● Given data:
····················

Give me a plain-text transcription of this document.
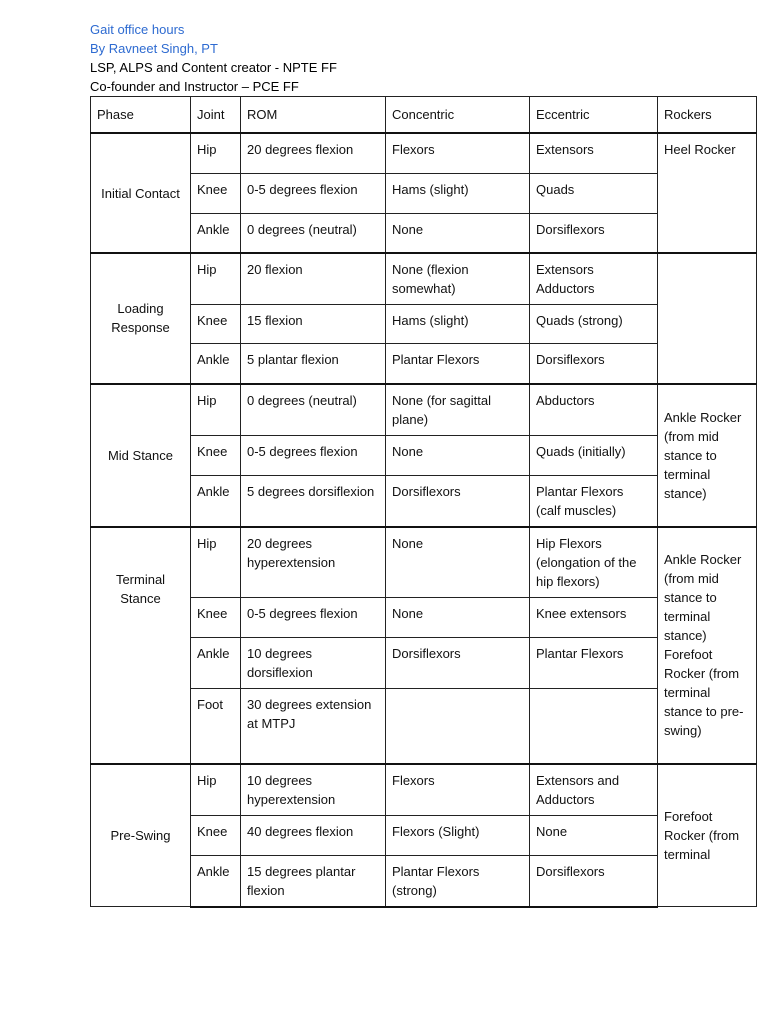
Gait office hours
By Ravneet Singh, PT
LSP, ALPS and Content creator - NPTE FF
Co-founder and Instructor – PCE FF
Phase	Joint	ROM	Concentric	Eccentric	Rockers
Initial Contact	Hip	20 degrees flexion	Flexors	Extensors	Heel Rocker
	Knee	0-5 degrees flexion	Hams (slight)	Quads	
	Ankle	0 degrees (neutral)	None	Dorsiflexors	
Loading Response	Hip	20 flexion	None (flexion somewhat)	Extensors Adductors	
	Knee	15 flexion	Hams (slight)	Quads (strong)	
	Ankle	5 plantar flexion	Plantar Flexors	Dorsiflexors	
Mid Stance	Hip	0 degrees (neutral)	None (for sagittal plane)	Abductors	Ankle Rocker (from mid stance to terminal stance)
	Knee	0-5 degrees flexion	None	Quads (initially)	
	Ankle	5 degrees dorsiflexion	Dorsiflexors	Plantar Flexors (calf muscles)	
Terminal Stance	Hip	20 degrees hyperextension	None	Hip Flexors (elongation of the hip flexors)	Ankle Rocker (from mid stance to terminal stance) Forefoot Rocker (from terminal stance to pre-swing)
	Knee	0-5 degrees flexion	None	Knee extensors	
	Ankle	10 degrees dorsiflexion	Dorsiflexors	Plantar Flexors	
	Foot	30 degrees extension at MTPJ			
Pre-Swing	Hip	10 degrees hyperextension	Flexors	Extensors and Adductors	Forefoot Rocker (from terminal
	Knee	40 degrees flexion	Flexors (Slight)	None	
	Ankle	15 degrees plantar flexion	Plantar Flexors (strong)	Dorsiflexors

····················

● Problem statement: Give every line above again exactly, with no pictures.

● Response to this task:
Give me a plain-text transcription of this document.
Gait office hours
By Ravneet Singh, PT
LSP, ALPS and Content creator - NPTE FF
Co-founder and Instructor – PCE FF
Phase	Joint	ROM	Concentric	Eccentric	Rockers
Initial Contact	Hip	20 degrees flexion	Flexors	Extensors	Heel Rocker
	Knee	0-5 degrees flexion	Hams (slight)	Quads	
	Ankle	0 degrees (neutral)	None	Dorsiflexors	
Loading Response	Hip	20 flexion	None (flexion somewhat)	Extensors Adductors	
	Knee	15 flexion	Hams (slight)	Quads (strong)	
	Ankle	5 plantar flexion	Plantar Flexors	Dorsiflexors	
Mid Stance	Hip	0 degrees (neutral)	None (for sagittal plane)	Abductors	Ankle Rocker (from mid stance to terminal stance)
	Knee	0-5 degrees flexion	None	Quads (initially)	
	Ankle	5 degrees dorsiflexion	Dorsiflexors	Plantar Flexors (calf muscles)	
Terminal Stance	Hip	20 degrees hyperextension	None	Hip Flexors (elongation of the hip flexors)	Ankle Rocker (from mid stance to terminal stance) Forefoot Rocker (from terminal stance to pre-swing)
	Knee	0-5 degrees flexion	None	Knee extensors	
	Ankle	10 degrees dorsiflexion	Dorsiflexors	Plantar Flexors	
	Foot	30 degrees extension at MTPJ			
Pre-Swing	Hip	10 degrees hyperextension	Flexors	Extensors and Adductors	Forefoot Rocker (from terminal
	Knee	40 degrees flexion	Flexors (Slight)	None	
	Ankle	15 degrees plantar flexion	Plantar Flexors (strong)	Dorsiflexors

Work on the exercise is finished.